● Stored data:

>> Start

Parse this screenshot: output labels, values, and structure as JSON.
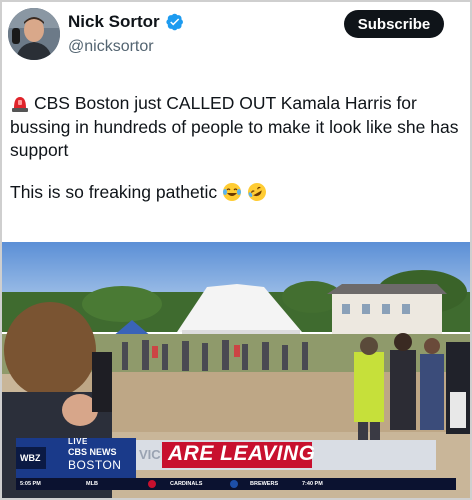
{
  "author": {
    "name": "Nick Sortor",
    "handle": "@nicksortor",
    "verified": true
  },
  "subscribe_label": "Subscribe",
  "tweet": {
    "line1": "CBS Boston just CALLED OUT Kamala Harris for bussing in hundreds of people to make it look like she has support",
    "line2": "This is so freaking pathetic"
  },
  "video": {
    "live_label": "LIVE",
    "network": "CBS NEWS",
    "city": "BOSTON",
    "station": "WBZ",
    "headline_fragment": "VIC",
    "headline": "ARE LEAVING",
    "ticker": {
      "time_left": "5:05 PM",
      "league": "MLB",
      "team1": "CARDINALS",
      "team2": "BREWERS",
      "time_right": "7:40 PM"
    }
  },
  "colors": {
    "verified": "#1d9bf0",
    "subscribe_bg": "#0f1419",
    "chyron_blue": "#1a3a8a",
    "chyron_red": "#c8102e"
  }
}
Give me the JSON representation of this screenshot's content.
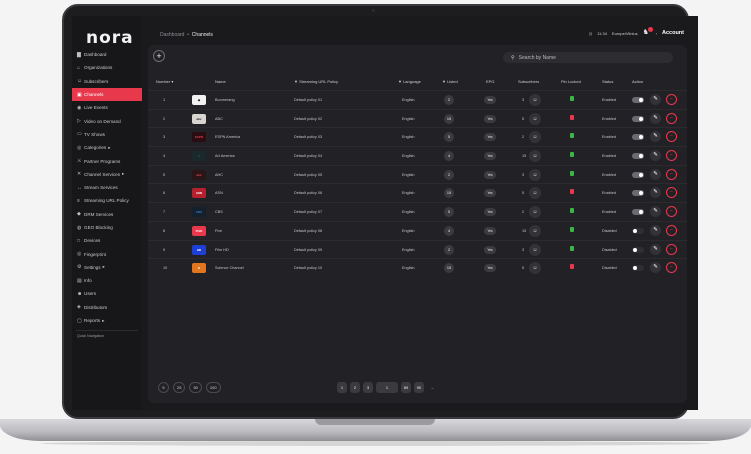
{
  "app": {
    "logo": "nora"
  },
  "breadcrumb": {
    "root": "Dashboard",
    "separator": "•",
    "current": "Channels"
  },
  "topbar": {
    "time": "11:34",
    "timezone": "Europe/Vilnius",
    "account_label": "Account",
    "notification_color": "#e8384c"
  },
  "sidebar": {
    "items": [
      {
        "label": "Dashboard",
        "icon": "grid-icon",
        "glyph": "▇"
      },
      {
        "label": "Organizations",
        "icon": "building-icon",
        "glyph": "⌂"
      },
      {
        "label": "Subscribers",
        "icon": "user-icon",
        "glyph": "☺"
      },
      {
        "label": "Channels",
        "icon": "tv-icon",
        "glyph": "▣",
        "active": true
      },
      {
        "label": "Live Events",
        "icon": "live-icon",
        "glyph": "◉"
      },
      {
        "label": "Video on Demand",
        "icon": "video-icon",
        "glyph": "▷"
      },
      {
        "label": "TV Shows",
        "icon": "tv-show-icon",
        "glyph": "▭"
      },
      {
        "label": "Categories",
        "icon": "categories-icon",
        "glyph": "◎",
        "chevron": "▸"
      },
      {
        "label": "Partner Programs",
        "icon": "handshake-icon",
        "glyph": "⚔"
      },
      {
        "label": "Channel Services",
        "icon": "services-icon",
        "glyph": "✕",
        "chevron": "▸"
      },
      {
        "label": "Stream Services",
        "icon": "stream-icon",
        "glyph": "↔"
      },
      {
        "label": "Streaming URL Policy",
        "icon": "policy-icon",
        "glyph": "≡"
      },
      {
        "label": "DRM Services",
        "icon": "shield-icon",
        "glyph": "◆"
      },
      {
        "label": "GEO Blocking",
        "icon": "globe-icon",
        "glyph": "◍"
      },
      {
        "label": "Devices",
        "icon": "device-icon",
        "glyph": "□"
      },
      {
        "label": "Fingerprint",
        "icon": "fingerprint-icon",
        "glyph": "◎"
      },
      {
        "label": "Settings",
        "icon": "gear-icon",
        "glyph": "⚙",
        "chevron": "▸"
      },
      {
        "label": "Info",
        "icon": "info-icon",
        "glyph": "▤"
      },
      {
        "label": "Users",
        "icon": "users-icon",
        "glyph": "☻"
      },
      {
        "label": "Distributors",
        "icon": "distributor-icon",
        "glyph": "◈"
      },
      {
        "label": "Reports",
        "icon": "report-icon",
        "glyph": "▢",
        "chevron": "▸"
      }
    ],
    "quick_nav": "Quick Navigation",
    "active_color": "#e8384c"
  },
  "toolbar": {
    "add_label": "+",
    "search_placeholder": "Search by Name"
  },
  "table": {
    "headers": {
      "number": "Number ▾",
      "name": "Name",
      "policy": "▼ Streaming URL Policy",
      "language": "▼ Language",
      "listed": "▼ Listed",
      "epg": "EPG",
      "subscribers": "Subscribers",
      "pin_locked": "Pin Locked",
      "status": "Status",
      "action": "Action"
    },
    "rows": [
      {
        "num": "1",
        "name": "Boomerang",
        "policy": "Default policy 01",
        "language": "English",
        "listed": "2",
        "epg": "Yes",
        "subs": "3",
        "pin": "unlocked",
        "status": "Enabled",
        "toggle": "on",
        "logo": "◆",
        "logo_bg": "#f2f2f2",
        "logo_fg": "#111"
      },
      {
        "num": "2",
        "name": "ABC",
        "policy": "Default policy 02",
        "language": "English",
        "listed": "15",
        "epg": "Yes",
        "subs": "5",
        "pin": "locked",
        "status": "Enabled",
        "toggle": "on",
        "logo": "abc",
        "logo_bg": "#d8d4cf",
        "logo_fg": "#222"
      },
      {
        "num": "3",
        "name": "ESPN America",
        "policy": "Default policy 03",
        "language": "English",
        "listed": "5",
        "epg": "Yes",
        "subs": "2",
        "pin": "unlocked",
        "status": "Enabled",
        "toggle": "on",
        "logo": "ESPN",
        "logo_bg": "#2a0d10",
        "logo_fg": "#e8384c"
      },
      {
        "num": "4",
        "name": "Art America",
        "policy": "Default policy 04",
        "language": "English",
        "listed": "4",
        "epg": "Yes",
        "subs": "15",
        "pin": "unlocked",
        "status": "Enabled",
        "toggle": "on",
        "logo": "○",
        "logo_bg": "#1a2a2c",
        "logo_fg": "#3fd4d8"
      },
      {
        "num": "5",
        "name": "AHC",
        "policy": "Default policy 05",
        "language": "English",
        "listed": "2",
        "epg": "Yes",
        "subs": "3",
        "pin": "unlocked",
        "status": "Enabled",
        "toggle": "on",
        "logo": "ahc",
        "logo_bg": "#2a1618",
        "logo_fg": "#e04a4a"
      },
      {
        "num": "6",
        "name": "ASN",
        "policy": "Default policy 06",
        "language": "English",
        "listed": "15",
        "epg": "Yes",
        "subs": "5",
        "pin": "locked",
        "status": "Enabled",
        "toggle": "on",
        "logo": "ASN",
        "logo_bg": "#b5222e",
        "logo_fg": "#fff"
      },
      {
        "num": "7",
        "name": "CBS",
        "policy": "Default policy 07",
        "language": "English",
        "listed": "5",
        "epg": "Yes",
        "subs": "2",
        "pin": "unlocked",
        "status": "Enabled",
        "toggle": "on",
        "logo": "CBS",
        "logo_bg": "#14202e",
        "logo_fg": "#3b78c4"
      },
      {
        "num": "8",
        "name": "Five",
        "policy": "Default policy 08",
        "language": "English",
        "listed": "4",
        "epg": "Yes",
        "subs": "15",
        "pin": "unlocked",
        "status": "Disabled",
        "toggle": "off",
        "logo": "FIVE",
        "logo_bg": "#e8384c",
        "logo_fg": "#fff"
      },
      {
        "num": "9",
        "name": "Film HD",
        "policy": "Default policy 09",
        "language": "English",
        "listed": "2",
        "epg": "Yes",
        "subs": "3",
        "pin": "unlocked",
        "status": "Disabled",
        "toggle": "off",
        "logo": "HD",
        "logo_bg": "#1d3fd6",
        "logo_fg": "#fff"
      },
      {
        "num": "10",
        "name": "Science Channel",
        "policy": "Default policy 10",
        "language": "English",
        "listed": "15",
        "epg": "Yes",
        "subs": "5",
        "pin": "locked",
        "status": "Disabled",
        "toggle": "off",
        "logo": "S",
        "logo_bg": "#e2761f",
        "logo_fg": "#fff"
      }
    ],
    "lock_colors": {
      "unlocked": "#3bb54a",
      "locked": "#e8384c"
    }
  },
  "footer": {
    "page_sizes": [
      "5",
      "25",
      "50",
      "100"
    ],
    "pagination": [
      "1",
      "2",
      "3",
      "1",
      "89",
      "90",
      "→"
    ]
  }
}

>> End

● INSTRUCTION:
Copy every record above exactly, leaving out any pictures.

● RESULT OF THIS EXERCISE:
Parse this screenshot: output labels, values, and structure as JSON.
{
  "author": {
    "name": "Nick Sortor",
    "handle": "@nicksortor",
    "verified": true
  },
  "subscribe_label": "Subscribe",
  "tweet": {
    "line1": "CBS Boston just CALLED OUT Kamala Harris for bussing in hundreds of people to make it look like she has support",
    "line2": "This is so freaking pathetic"
  },
  "video": {
    "live_label": "LIVE",
    "network": "CBS NEWS",
    "city": "BOSTON",
    "station": "WBZ",
    "headline_fragment": "VIC",
    "headline": "ARE LEAVING",
    "ticker": {
      "time_left": "5:05 PM",
      "league": "MLB",
      "team1": "CARDINALS",
      "team2": "BREWERS",
      "time_right": "7:40 PM"
    }
  },
  "colors": {
    "verified": "#1d9bf0",
    "subscribe_bg": "#0f1419",
    "chyron_blue": "#1a3a8a",
    "chyron_red": "#c8102e"
  }
}
Give me the JSON representation of this screenshot's content.
{
  "app": {
    "logo": "nora"
  },
  "breadcrumb": {
    "root": "Dashboard",
    "separator": "•",
    "current": "Channels"
  },
  "topbar": {
    "time": "11:34",
    "timezone": "Europe/Vilnius",
    "account_label": "Account",
    "notification_color": "#e8384c"
  },
  "sidebar": {
    "items": [
      {
        "label": "Dashboard",
        "icon": "grid-icon",
        "glyph": "▇"
      },
      {
        "label": "Organizations",
        "icon": "building-icon",
        "glyph": "⌂"
      },
      {
        "label": "Subscribers",
        "icon": "user-icon",
        "glyph": "☺"
      },
      {
        "label": "Channels",
        "icon": "tv-icon",
        "glyph": "▣",
        "active": true
      },
      {
        "label": "Live Events",
        "icon": "live-icon",
        "glyph": "◉"
      },
      {
        "label": "Video on Demand",
        "icon": "video-icon",
        "glyph": "▷"
      },
      {
        "label": "TV Shows",
        "icon": "tv-show-icon",
        "glyph": "▭"
      },
      {
        "label": "Categories",
        "icon": "categories-icon",
        "glyph": "◎",
        "chevron": "▸"
      },
      {
        "label": "Partner Programs",
        "icon": "handshake-icon",
        "glyph": "⚔"
      },
      {
        "label": "Channel Services",
        "icon": "services-icon",
        "glyph": "✕",
        "chevron": "▸"
      },
      {
        "label": "Stream Services",
        "icon": "stream-icon",
        "glyph": "↔"
      },
      {
        "label": "Streaming URL Policy",
        "icon": "policy-icon",
        "glyph": "≡"
      },
      {
        "label": "DRM Services",
        "icon": "shield-icon",
        "glyph": "◆"
      },
      {
        "label": "GEO Blocking",
        "icon": "globe-icon",
        "glyph": "◍"
      },
      {
        "label": "Devices",
        "icon": "device-icon",
        "glyph": "□"
      },
      {
        "label": "Fingerprint",
        "icon": "fingerprint-icon",
        "glyph": "◎"
      },
      {
        "label": "Settings",
        "icon": "gear-icon",
        "glyph": "⚙",
        "chevron": "▸"
      },
      {
        "label": "Info",
        "icon": "info-icon",
        "glyph": "▤"
      },
      {
        "label": "Users",
        "icon": "users-icon",
        "glyph": "☻"
      },
      {
        "label": "Distributors",
        "icon": "distributor-icon",
        "glyph": "◈"
      },
      {
        "label": "Reports",
        "icon": "report-icon",
        "glyph": "▢",
        "chevron": "▸"
      }
    ],
    "quick_nav": "Quick Navigation",
    "active_color": "#e8384c"
  },
  "toolbar": {
    "add_label": "+",
    "search_placeholder": "Search by Name"
  },
  "table": {
    "headers": {
      "number": "Number ▾",
      "name": "Name",
      "policy": "▼ Streaming URL Policy",
      "language": "▼ Language",
      "listed": "▼ Listed",
      "epg": "EPG",
      "subscribers": "Subscribers",
      "pin_locked": "Pin Locked",
      "status": "Status",
      "action": "Action"
    },
    "rows": [
      {
        "num": "1",
        "name": "Boomerang",
        "policy": "Default policy 01",
        "language": "English",
        "listed": "2",
        "epg": "Yes",
        "subs": "3",
        "pin": "unlocked",
        "status": "Enabled",
        "toggle": "on",
        "logo": "◆",
        "logo_bg": "#f2f2f2",
        "logo_fg": "#111"
      },
      {
        "num": "2",
        "name": "ABC",
        "policy": "Default policy 02",
        "language": "English",
        "listed": "15",
        "epg": "Yes",
        "subs": "5",
        "pin": "locked",
        "status": "Enabled",
        "toggle": "on",
        "logo": "abc",
        "logo_bg": "#d8d4cf",
        "logo_fg": "#222"
      },
      {
        "num": "3",
        "name": "ESPN America",
        "policy": "Default policy 03",
        "language": "English",
        "listed": "5",
        "epg": "Yes",
        "subs": "2",
        "pin": "unlocked",
        "status": "Enabled",
        "toggle": "on",
        "logo": "ESPN",
        "logo_bg": "#2a0d10",
        "logo_fg": "#e8384c"
      },
      {
        "num": "4",
        "name": "Art America",
        "policy": "Default policy 04",
        "language": "English",
        "listed": "4",
        "epg": "Yes",
        "subs": "15",
        "pin": "unlocked",
        "status": "Enabled",
        "toggle": "on",
        "logo": "○",
        "logo_bg": "#1a2a2c",
        "logo_fg": "#3fd4d8"
      },
      {
        "num": "5",
        "name": "AHC",
        "policy": "Default policy 05",
        "language": "English",
        "listed": "2",
        "epg": "Yes",
        "subs": "3",
        "pin": "unlocked",
        "status": "Enabled",
        "toggle": "on",
        "logo": "ahc",
        "logo_bg": "#2a1618",
        "logo_fg": "#e04a4a"
      },
      {
        "num": "6",
        "name": "ASN",
        "policy": "Default policy 06",
        "language": "English",
        "listed": "15",
        "epg": "Yes",
        "subs": "5",
        "pin": "locked",
        "status": "Enabled",
        "toggle": "on",
        "logo": "ASN",
        "logo_bg": "#b5222e",
        "logo_fg": "#fff"
      },
      {
        "num": "7",
        "name": "CBS",
        "policy": "Default policy 07",
        "language": "English",
        "listed": "5",
        "epg": "Yes",
        "subs": "2",
        "pin": "unlocked",
        "status": "Enabled",
        "toggle": "on",
        "logo": "CBS",
        "logo_bg": "#14202e",
        "logo_fg": "#3b78c4"
      },
      {
        "num": "8",
        "name": "Five",
        "policy": "Default policy 08",
        "language": "English",
        "listed": "4",
        "epg": "Yes",
        "subs": "15",
        "pin": "unlocked",
        "status": "Disabled",
        "toggle": "off",
        "logo": "FIVE",
        "logo_bg": "#e8384c",
        "logo_fg": "#fff"
      },
      {
        "num": "9",
        "name": "Film HD",
        "policy": "Default policy 09",
        "language": "English",
        "listed": "2",
        "epg": "Yes",
        "subs": "3",
        "pin": "unlocked",
        "status": "Disabled",
        "toggle": "off",
        "logo": "HD",
        "logo_bg": "#1d3fd6",
        "logo_fg": "#fff"
      },
      {
        "num": "10",
        "name": "Science Channel",
        "policy": "Default policy 10",
        "language": "English",
        "listed": "15",
        "epg": "Yes",
        "subs": "5",
        "pin": "locked",
        "status": "Disabled",
        "toggle": "off",
        "logo": "S",
        "logo_bg": "#e2761f",
        "logo_fg": "#fff"
      }
    ],
    "lock_colors": {
      "unlocked": "#3bb54a",
      "locked": "#e8384c"
    }
  },
  "footer": {
    "page_sizes": [
      "5",
      "25",
      "50",
      "100"
    ],
    "pagination": [
      "1",
      "2",
      "3",
      "1",
      "89",
      "90",
      "→"
    ]
  }
}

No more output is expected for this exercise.